── MATERIAL SUPPLIED

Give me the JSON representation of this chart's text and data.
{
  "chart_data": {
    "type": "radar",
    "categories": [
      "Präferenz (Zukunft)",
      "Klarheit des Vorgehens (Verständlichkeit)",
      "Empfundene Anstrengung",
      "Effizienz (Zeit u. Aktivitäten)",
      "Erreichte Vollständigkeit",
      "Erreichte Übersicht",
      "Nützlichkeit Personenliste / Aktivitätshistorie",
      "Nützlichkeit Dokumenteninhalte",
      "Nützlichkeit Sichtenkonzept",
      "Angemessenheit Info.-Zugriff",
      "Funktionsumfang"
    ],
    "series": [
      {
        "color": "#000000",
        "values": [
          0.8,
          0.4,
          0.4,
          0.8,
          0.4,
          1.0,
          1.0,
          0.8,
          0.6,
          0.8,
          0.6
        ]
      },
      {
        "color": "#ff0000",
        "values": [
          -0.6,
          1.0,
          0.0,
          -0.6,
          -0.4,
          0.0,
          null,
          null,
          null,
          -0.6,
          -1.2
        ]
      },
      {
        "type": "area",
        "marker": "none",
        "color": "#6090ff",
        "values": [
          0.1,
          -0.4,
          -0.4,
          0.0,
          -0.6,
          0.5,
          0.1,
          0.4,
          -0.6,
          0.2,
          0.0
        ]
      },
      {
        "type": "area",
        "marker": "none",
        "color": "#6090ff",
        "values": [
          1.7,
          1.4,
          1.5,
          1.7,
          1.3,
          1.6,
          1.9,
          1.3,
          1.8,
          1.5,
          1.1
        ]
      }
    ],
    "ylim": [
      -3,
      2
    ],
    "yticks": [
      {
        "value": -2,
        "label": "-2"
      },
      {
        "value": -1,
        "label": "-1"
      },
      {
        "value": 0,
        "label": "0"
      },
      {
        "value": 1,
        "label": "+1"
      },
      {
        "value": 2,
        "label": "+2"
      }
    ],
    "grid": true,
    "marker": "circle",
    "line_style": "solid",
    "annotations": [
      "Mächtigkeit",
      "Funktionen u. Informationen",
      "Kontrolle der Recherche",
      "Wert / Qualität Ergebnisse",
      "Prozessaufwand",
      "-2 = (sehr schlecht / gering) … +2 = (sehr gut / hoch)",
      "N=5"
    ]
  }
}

────

* OBJECTIVE *
Copy every line of the listing that includes the string "Nützlichkeit".

* EXERCISE ANSWER *
      "Nützlichkeit Personenliste / Aktivitätshistorie",
      "Nützlichkeit Dokumenteninhalte",
      "Nützlichkeit Sichtenkonzept",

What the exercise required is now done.